Exercise data -
--- --- ---
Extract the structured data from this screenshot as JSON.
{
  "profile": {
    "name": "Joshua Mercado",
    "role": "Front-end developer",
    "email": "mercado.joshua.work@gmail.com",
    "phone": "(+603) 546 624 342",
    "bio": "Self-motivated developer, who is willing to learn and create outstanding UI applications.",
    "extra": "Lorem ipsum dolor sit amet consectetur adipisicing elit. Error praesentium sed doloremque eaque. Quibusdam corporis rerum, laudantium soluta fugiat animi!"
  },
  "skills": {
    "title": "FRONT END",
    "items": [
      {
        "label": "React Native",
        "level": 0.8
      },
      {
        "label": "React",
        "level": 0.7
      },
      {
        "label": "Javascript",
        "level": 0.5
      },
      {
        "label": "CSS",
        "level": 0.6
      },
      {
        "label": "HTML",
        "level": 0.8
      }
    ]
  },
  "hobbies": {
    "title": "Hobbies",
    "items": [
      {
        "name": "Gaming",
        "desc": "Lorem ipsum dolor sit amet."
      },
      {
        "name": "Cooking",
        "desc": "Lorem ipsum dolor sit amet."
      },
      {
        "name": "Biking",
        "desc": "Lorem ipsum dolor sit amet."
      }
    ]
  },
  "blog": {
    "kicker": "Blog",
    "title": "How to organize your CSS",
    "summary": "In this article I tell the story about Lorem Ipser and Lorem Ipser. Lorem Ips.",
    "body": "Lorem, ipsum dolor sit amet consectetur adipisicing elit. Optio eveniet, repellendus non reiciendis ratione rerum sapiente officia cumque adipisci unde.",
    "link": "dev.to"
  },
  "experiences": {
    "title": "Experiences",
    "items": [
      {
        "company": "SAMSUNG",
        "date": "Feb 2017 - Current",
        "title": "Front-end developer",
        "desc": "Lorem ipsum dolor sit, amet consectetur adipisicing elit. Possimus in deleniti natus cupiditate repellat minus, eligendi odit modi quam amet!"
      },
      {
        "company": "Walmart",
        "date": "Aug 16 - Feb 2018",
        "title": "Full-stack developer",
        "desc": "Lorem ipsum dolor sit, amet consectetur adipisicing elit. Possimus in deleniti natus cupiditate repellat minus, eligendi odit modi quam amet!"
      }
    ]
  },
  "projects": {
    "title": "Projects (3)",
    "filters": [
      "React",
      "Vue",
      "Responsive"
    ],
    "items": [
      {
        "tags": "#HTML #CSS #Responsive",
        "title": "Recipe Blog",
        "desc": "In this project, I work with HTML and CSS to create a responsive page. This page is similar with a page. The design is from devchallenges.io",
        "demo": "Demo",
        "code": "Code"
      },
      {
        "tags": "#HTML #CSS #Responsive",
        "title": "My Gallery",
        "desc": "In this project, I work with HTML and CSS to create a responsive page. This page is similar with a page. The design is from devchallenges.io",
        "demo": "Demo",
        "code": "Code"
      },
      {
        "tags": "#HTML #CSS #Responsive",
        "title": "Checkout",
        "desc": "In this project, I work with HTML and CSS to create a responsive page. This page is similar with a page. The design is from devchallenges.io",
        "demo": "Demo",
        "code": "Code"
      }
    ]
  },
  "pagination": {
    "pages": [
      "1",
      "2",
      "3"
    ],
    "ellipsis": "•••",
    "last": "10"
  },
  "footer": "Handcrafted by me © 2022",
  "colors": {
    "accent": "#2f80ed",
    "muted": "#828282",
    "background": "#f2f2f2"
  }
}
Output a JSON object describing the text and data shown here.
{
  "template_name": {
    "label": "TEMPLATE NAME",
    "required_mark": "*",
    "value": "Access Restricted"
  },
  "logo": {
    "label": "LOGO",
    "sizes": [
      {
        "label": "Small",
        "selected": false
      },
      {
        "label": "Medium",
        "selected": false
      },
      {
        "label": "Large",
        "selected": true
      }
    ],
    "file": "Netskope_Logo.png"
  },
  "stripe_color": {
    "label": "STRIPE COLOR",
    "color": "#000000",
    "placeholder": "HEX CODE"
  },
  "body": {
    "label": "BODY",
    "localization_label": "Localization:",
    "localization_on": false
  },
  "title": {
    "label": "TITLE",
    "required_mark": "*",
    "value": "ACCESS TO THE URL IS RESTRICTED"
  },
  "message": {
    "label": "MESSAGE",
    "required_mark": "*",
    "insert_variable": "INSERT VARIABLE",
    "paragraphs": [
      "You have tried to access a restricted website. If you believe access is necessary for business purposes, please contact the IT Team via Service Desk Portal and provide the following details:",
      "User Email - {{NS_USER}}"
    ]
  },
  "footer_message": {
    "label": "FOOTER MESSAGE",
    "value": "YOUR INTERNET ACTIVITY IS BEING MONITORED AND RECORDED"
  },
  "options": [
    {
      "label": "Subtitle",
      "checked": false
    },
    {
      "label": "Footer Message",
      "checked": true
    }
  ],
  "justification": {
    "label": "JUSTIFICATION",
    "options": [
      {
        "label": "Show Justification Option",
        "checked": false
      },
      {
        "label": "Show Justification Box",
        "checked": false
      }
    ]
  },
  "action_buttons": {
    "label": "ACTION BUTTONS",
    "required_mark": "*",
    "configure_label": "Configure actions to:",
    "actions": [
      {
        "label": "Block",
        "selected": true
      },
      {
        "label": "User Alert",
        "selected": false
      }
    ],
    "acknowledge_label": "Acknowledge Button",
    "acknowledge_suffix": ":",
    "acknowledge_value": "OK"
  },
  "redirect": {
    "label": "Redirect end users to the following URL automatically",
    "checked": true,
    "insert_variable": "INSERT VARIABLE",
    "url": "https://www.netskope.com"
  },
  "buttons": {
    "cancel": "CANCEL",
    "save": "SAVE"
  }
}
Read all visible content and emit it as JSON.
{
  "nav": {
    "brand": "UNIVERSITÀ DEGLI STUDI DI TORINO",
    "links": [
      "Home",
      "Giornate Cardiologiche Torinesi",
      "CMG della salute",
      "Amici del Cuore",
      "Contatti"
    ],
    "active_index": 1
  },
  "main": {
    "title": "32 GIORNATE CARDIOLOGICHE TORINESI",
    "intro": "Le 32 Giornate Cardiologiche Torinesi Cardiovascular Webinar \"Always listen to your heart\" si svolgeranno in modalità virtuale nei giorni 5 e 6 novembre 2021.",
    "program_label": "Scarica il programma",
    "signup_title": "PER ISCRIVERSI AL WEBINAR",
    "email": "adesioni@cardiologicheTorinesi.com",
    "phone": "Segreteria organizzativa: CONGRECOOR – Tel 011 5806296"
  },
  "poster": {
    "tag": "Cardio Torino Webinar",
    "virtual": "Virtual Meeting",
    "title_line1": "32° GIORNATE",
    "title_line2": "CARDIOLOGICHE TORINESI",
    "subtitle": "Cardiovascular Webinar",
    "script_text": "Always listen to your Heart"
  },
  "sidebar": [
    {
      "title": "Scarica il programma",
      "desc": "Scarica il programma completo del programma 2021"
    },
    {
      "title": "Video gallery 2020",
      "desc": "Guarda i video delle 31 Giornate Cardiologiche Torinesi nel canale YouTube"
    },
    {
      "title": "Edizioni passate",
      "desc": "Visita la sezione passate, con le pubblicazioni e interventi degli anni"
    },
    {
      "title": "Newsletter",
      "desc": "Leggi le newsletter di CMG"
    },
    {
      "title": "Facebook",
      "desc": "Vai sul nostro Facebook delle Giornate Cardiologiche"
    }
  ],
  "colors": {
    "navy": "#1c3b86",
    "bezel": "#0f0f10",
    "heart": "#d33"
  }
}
--- --- ---
Goal -
Reproduce all data above, unchanged.

Response to the task -
Extract the structured data from this screenshot as JSON.
{
  "profile": {
    "name": "Joshua Mercado",
    "role": "Front-end developer",
    "email": "mercado.joshua.work@gmail.com",
    "phone": "(+603) 546 624 342",
    "bio": "Self-motivated developer, who is willing to learn and create outstanding UI applications.",
    "extra": "Lorem ipsum dolor sit amet consectetur adipisicing elit. Error praesentium sed doloremque eaque. Quibusdam corporis rerum, laudantium soluta fugiat animi!"
  },
  "skills": {
    "title": "FRONT END",
    "items": [
      {
        "label": "React Native",
        "level": 0.8
      },
      {
        "label": "React",
        "level": 0.7
      },
      {
        "label": "Javascript",
        "level": 0.5
      },
      {
        "label": "CSS",
        "level": 0.6
      },
      {
        "label": "HTML",
        "level": 0.8
      }
    ]
  },
  "hobbies": {
    "title": "Hobbies",
    "items": [
      {
        "name": "Gaming",
        "desc": "Lorem ipsum dolor sit amet."
      },
      {
        "name": "Cooking",
        "desc": "Lorem ipsum dolor sit amet."
      },
      {
        "name": "Biking",
        "desc": "Lorem ipsum dolor sit amet."
      }
    ]
  },
  "blog": {
    "kicker": "Blog",
    "title": "How to organize your CSS",
    "summary": "In this article I tell the story about Lorem Ipser and Lorem Ipser. Lorem Ips.",
    "body": "Lorem, ipsum dolor sit amet consectetur adipisicing elit. Optio eveniet, repellendus non reiciendis ratione rerum sapiente officia cumque adipisci unde.",
    "link": "dev.to"
  },
  "experiences": {
    "title": "Experiences",
    "items": [
      {
        "company": "SAMSUNG",
        "date": "Feb 2017 - Current",
        "title": "Front-end developer",
        "desc": "Lorem ipsum dolor sit, amet consectetur adipisicing elit. Possimus in deleniti natus cupiditate repellat minus, eligendi odit modi quam amet!"
      },
      {
        "company": "Walmart",
        "date": "Aug 16 - Feb 2018",
        "title": "Full-stack developer",
        "desc": "Lorem ipsum dolor sit, amet consectetur adipisicing elit. Possimus in deleniti natus cupiditate repellat minus, eligendi odit modi quam amet!"
      }
    ]
  },
  "projects": {
    "title": "Projects (3)",
    "filters": [
      "React",
      "Vue",
      "Responsive"
    ],
    "items": [
      {
        "tags": "#HTML #CSS #Responsive",
        "title": "Recipe Blog",
        "desc": "In this project, I work with HTML and CSS to create a responsive page. This page is similar with a page. The design is from devchallenges.io",
        "demo": "Demo",
        "code": "Code"
      },
      {
        "tags": "#HTML #CSS #Responsive",
        "title": "My Gallery",
        "desc": "In this project, I work with HTML and CSS to create a responsive page. This page is similar with a page. The design is from devchallenges.io",
        "demo": "Demo",
        "code": "Code"
      },
      {
        "tags": "#HTML #CSS #Responsive",
        "title": "Checkout",
        "desc": "In this project, I work with HTML and CSS to create a responsive page. This page is similar with a page. The design is from devchallenges.io",
        "demo": "Demo",
        "code": "Code"
      }
    ]
  },
  "pagination": {
    "pages": [
      "1",
      "2",
      "3"
    ],
    "ellipsis": "•••",
    "last": "10"
  },
  "footer": "Handcrafted by me © 2022",
  "colors": {
    "accent": "#2f80ed",
    "muted": "#828282",
    "background": "#f2f2f2"
  }
}
Output a JSON object describing the text and data shown here.
{
  "template_name": {
    "label": "TEMPLATE NAME",
    "required_mark": "*",
    "value": "Access Restricted"
  },
  "logo": {
    "label": "LOGO",
    "sizes": [
      {
        "label": "Small",
        "selected": false
      },
      {
        "label": "Medium",
        "selected": false
      },
      {
        "label": "Large",
        "selected": true
      }
    ],
    "file": "Netskope_Logo.png"
  },
  "stripe_color": {
    "label": "STRIPE COLOR",
    "color": "#000000",
    "placeholder": "HEX CODE"
  },
  "body": {
    "label": "BODY",
    "localization_label": "Localization:",
    "localization_on": false
  },
  "title": {
    "label": "TITLE",
    "required_mark": "*",
    "value": "ACCESS TO THE URL IS RESTRICTED"
  },
  "message": {
    "label": "MESSAGE",
    "required_mark": "*",
    "insert_variable": "INSERT VARIABLE",
    "paragraphs": [
      "You have tried to access a restricted website. If you believe access is necessary for business purposes, please contact the IT Team via Service Desk Portal and provide the following details:",
      "User Email - {{NS_USER}}"
    ]
  },
  "footer_message": {
    "label": "FOOTER MESSAGE",
    "value": "YOUR INTERNET ACTIVITY IS BEING MONITORED AND RECORDED"
  },
  "options": [
    {
      "label": "Subtitle",
      "checked": false
    },
    {
      "label": "Footer Message",
      "checked": true
    }
  ],
  "justification": {
    "label": "JUSTIFICATION",
    "options": [
      {
        "label": "Show Justification Option",
        "checked": false
      },
      {
        "label": "Show Justification Box",
        "checked": false
      }
    ]
  },
  "action_buttons": {
    "label": "ACTION BUTTONS",
    "required_mark": "*",
    "configure_label": "Configure actions to:",
    "actions": [
      {
        "label": "Block",
        "selected": true
      },
      {
        "label": "User Alert",
        "selected": false
      }
    ],
    "acknowledge_label": "Acknowledge Button",
    "acknowledge_suffix": ":",
    "acknowledge_value": "OK"
  },
  "redirect": {
    "label": "Redirect end users to the following URL automatically",
    "checked": true,
    "insert_variable": "INSERT VARIABLE",
    "url": "https://www.netskope.com"
  },
  "buttons": {
    "cancel": "CANCEL",
    "save": "SAVE"
  }
}
Read all visible content and emit it as JSON.
{
  "nav": {
    "brand": "UNIVERSITÀ DEGLI STUDI DI TORINO",
    "links": [
      "Home",
      "Giornate Cardiologiche Torinesi",
      "CMG della salute",
      "Amici del Cuore",
      "Contatti"
    ],
    "active_index": 1
  },
  "main": {
    "title": "32 GIORNATE CARDIOLOGICHE TORINESI",
    "intro": "Le 32 Giornate Cardiologiche Torinesi Cardiovascular Webinar \"Always listen to your heart\" si svolgeranno in modalità virtuale nei giorni 5 e 6 novembre 2021.",
    "program_label": "Scarica il programma",
    "signup_title": "PER ISCRIVERSI AL WEBINAR",
    "email": "adesioni@cardiologicheTorinesi.com",
    "phone": "Segreteria organizzativa: CONGRECOOR – Tel 011 5806296"
  },
  "poster": {
    "tag": "Cardio Torino Webinar",
    "virtual": "Virtual Meeting",
    "title_line1": "32° GIORNATE",
    "title_line2": "CARDIOLOGICHE TORINESI",
    "subtitle": "Cardiovascular Webinar",
    "script_text": "Always listen to your Heart"
  },
  "sidebar": [
    {
      "title": "Scarica il programma",
      "desc": "Scarica il programma completo del programma 2021"
    },
    {
      "title": "Video gallery 2020",
      "desc": "Guarda i video delle 31 Giornate Cardiologiche Torinesi nel canale YouTube"
    },
    {
      "title": "Edizioni passate",
      "desc": "Visita la sezione passate, con le pubblicazioni e interventi degli anni"
    },
    {
      "title": "Newsletter",
      "desc": "Leggi le newsletter di CMG"
    },
    {
      "title": "Facebook",
      "desc": "Vai sul nostro Facebook delle Giornate Cardiologiche"
    }
  ],
  "colors": {
    "navy": "#1c3b86",
    "bezel": "#0f0f10",
    "heart": "#d33"
  }
}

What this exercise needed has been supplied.